### Exercise objective
Copy each line below without leaving any out.
++++ Input records
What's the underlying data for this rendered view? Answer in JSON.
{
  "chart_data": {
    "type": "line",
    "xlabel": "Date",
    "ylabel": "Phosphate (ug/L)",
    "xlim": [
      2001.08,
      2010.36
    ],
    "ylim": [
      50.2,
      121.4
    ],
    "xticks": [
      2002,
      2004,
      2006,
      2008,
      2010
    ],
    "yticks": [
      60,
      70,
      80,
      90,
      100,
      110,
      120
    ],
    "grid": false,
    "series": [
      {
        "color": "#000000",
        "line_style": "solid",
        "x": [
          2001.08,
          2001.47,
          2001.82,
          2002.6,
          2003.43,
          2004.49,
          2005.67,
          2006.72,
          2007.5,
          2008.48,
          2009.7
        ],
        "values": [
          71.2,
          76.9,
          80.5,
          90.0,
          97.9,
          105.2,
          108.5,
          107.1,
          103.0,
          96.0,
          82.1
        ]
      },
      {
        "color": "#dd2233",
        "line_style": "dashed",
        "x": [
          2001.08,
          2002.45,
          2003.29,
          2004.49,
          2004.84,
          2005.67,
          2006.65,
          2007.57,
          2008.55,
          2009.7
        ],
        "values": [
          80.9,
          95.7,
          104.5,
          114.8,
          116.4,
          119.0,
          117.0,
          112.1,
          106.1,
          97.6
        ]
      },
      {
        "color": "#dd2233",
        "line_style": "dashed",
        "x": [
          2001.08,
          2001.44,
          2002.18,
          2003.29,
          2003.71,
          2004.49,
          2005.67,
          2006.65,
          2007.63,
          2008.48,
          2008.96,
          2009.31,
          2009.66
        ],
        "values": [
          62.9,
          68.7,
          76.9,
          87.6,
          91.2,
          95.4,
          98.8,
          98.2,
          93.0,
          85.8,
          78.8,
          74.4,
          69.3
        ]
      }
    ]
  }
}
++++++++
### Written answer
What's the underlying data for this rendered view? Answer in JSON.
{
  "chart_data": {
    "type": "line",
    "xlabel": "Date",
    "ylabel": "Phosphate (ug/L)",
    "xlim": [
      2001.08,
      2010.36
    ],
    "ylim": [
      50.2,
      121.4
    ],
    "xticks": [
      2002,
      2004,
      2006,
      2008,
      2010
    ],
    "yticks": [
      60,
      70,
      80,
      90,
      100,
      110,
      120
    ],
    "grid": false,
    "series": [
      {
        "color": "#000000",
        "line_style": "solid",
        "x": [
          2001.08,
          2001.47,
          2001.82,
          2002.6,
          2003.43,
          2004.49,
          2005.67,
          2006.72,
          2007.5,
          2008.48,
          2009.7
        ],
        "values": [
          71.2,
          76.9,
          80.5,
          90.0,
          97.9,
          105.2,
          108.5,
          107.1,
          103.0,
          96.0,
          82.1
        ]
      },
      {
        "color": "#dd2233",
        "line_style": "dashed",
        "x": [
          2001.08,
          2002.45,
          2003.29,
          2004.49,
          2004.84,
          2005.67,
          2006.65,
          2007.57,
          2008.55,
          2009.7
        ],
        "values": [
          80.9,
          95.7,
          104.5,
          114.8,
          116.4,
          119.0,
          117.0,
          112.1,
          106.1,
          97.6
        ]
      },
      {
        "color": "#dd2233",
        "line_style": "dashed",
        "x": [
          2001.08,
          2001.44,
          2002.18,
          2003.29,
          2003.71,
          2004.49,
          2005.67,
          2006.65,
          2007.63,
          2008.48,
          2008.96,
          2009.31,
          2009.66
        ],
        "values": [
          62.9,
          68.7,
          76.9,
          87.6,
          91.2,
          95.4,
          98.8,
          98.2,
          93.0,
          85.8,
          78.8,
          74.4,
          69.3
        ]
      }
    ]
  }
}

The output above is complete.